Excerpted text

Meals on trays can be (and are at my DDs school) presented as nicely as on a plate. The food they get is fantastic (and I know cos I've been in and tried it on several occasions).

I don't understand why people feel using a tray will have a negative impact on either the quality of the food, or the ability of the children to sit at a table together, eating and chatting nicely.

Surely if you (yes, you, the parents) take responsibility for teaching your children good table manners then those manners will apply whatever the social setting and utensils being used. If of course, you prefer to leave that sort of thing to the school then I can understand why you would be worried - but in that case you have no right to hold a pov about how the school chooses to teach manners.

pooexplosions · 29/10/2009 21:47

Seriously, if thats the biggest problem you can find to be up in arms about, you are lucky parent indeed. The little darlings don't eat off proper crockery? , they are going to hell in a handbasket, clearly....

My child goes to school in a temporary building while his school is being built, we've been waiting 10 years for it. A school here has a charity single in the charts to raise money and awareness of their school issues, they are also in portakabins, but theirs leak water and also have rats, and have no building on the horizon. And no schools do hot dinners here, its packed lunch from 5-18
years old.

Seriously, trays or plates? They don't care. If your children can't eat nicely and enjoy their food whatever its served on, you've missed a trick somewhere, but I can't imagine its high on the schools priority list, and nor should it be.

TheFallenMadonna · 29/10/2009 21:52

I really can't get my knickers in a twist abou this at all. And I'm not sure what socila skill my children are missing out on by eating with a knife and fork from a tray rather than a plate. Apart from carrying a loaded tray

SlackSally · 30/10/2009 00:35

Ha! 70 minutes?

What to work on
a) Answer these questions from the school-meals discussion:
(i) How many years has the writer whose child is taught in a temporary building been waiting for the new school?
(ii) Across what age range do children have packed lunch in that writer's area?
(iii) What skill does TheFallenMadonna name as the only one children might miss by eating from a tray?
b) Rewrite the part of the school-meals discussion that begins at the words "TheFallenMadonna · 29/10/2009" and stops after "Ha! 70 minutes?", with "knickers" changed to "socks".

Extracted records

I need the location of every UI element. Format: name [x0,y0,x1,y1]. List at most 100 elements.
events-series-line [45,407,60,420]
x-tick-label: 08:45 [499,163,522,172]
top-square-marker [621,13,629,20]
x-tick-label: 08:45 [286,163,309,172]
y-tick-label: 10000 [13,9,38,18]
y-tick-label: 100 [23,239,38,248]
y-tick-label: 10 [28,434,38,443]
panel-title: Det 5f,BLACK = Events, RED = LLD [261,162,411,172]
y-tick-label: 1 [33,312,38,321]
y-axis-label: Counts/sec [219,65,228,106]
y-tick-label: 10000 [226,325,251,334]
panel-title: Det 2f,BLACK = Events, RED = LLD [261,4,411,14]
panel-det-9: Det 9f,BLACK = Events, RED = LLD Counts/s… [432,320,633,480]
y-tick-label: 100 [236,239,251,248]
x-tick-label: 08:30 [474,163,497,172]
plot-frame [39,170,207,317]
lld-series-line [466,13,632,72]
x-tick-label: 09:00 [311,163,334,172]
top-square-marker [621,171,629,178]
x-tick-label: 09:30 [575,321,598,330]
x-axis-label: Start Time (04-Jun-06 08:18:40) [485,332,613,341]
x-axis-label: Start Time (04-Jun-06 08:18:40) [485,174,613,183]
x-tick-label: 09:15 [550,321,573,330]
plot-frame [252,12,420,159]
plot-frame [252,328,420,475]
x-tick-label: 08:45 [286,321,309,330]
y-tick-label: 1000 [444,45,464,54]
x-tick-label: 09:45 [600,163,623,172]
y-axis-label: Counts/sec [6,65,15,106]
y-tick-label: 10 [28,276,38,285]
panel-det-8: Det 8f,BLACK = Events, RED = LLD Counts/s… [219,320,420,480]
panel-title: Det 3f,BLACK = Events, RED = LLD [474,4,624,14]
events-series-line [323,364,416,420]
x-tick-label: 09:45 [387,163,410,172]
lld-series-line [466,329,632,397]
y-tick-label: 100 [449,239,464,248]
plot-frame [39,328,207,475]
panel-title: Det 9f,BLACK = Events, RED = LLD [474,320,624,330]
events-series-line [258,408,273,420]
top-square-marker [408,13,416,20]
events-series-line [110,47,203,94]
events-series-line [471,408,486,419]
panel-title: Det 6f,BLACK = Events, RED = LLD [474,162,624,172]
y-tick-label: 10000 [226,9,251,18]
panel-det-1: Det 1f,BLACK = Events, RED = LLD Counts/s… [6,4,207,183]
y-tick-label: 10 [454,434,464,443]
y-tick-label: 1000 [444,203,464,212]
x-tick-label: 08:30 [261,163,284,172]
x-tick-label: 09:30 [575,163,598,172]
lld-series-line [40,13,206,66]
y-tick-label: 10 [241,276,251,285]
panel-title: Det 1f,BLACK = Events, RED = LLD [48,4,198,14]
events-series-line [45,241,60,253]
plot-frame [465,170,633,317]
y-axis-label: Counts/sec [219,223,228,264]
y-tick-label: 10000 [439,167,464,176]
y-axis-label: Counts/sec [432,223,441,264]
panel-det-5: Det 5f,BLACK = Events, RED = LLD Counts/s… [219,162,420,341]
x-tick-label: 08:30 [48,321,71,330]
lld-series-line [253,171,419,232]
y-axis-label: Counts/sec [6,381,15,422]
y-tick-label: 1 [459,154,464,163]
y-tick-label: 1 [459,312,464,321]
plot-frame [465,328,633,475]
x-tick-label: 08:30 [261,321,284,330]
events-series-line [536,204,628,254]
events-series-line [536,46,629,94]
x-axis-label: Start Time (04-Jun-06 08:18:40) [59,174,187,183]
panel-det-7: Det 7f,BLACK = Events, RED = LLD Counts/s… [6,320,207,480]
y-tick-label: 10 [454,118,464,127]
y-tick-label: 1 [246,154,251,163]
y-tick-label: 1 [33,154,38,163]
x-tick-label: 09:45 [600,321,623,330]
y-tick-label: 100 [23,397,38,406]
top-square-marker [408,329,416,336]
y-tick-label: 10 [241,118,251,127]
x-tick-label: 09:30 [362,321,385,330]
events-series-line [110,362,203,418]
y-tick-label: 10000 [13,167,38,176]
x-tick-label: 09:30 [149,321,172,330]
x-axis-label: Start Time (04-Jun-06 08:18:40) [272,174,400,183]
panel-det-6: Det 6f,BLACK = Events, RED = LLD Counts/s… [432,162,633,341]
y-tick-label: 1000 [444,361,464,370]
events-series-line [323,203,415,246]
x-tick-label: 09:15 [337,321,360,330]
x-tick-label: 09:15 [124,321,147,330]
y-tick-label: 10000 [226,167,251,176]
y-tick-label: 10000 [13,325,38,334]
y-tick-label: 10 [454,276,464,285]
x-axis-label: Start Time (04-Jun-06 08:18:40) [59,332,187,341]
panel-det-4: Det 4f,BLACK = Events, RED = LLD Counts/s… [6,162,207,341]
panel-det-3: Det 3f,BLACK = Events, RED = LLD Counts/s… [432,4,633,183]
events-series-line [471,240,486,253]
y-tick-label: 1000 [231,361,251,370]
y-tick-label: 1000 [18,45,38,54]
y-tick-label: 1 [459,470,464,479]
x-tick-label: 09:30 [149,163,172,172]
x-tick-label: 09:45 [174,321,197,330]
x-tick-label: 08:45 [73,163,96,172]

Answers in order
a)
(i) 10 years.
(ii) From 5 to 18 years old.
(iii) Carrying a loaded tray.

b)
TheFallenMadonna · 29/10/2009 21:52

I really can't get my socks in a twist abou this at all. And I'm not sure what socila skill my children are missing out on by eating with a knife and fork from a tray rather than a plate. Apart from carrying a loaded tray

SlackSally · 30/10/2009 00:35

Ha! 70 minutes?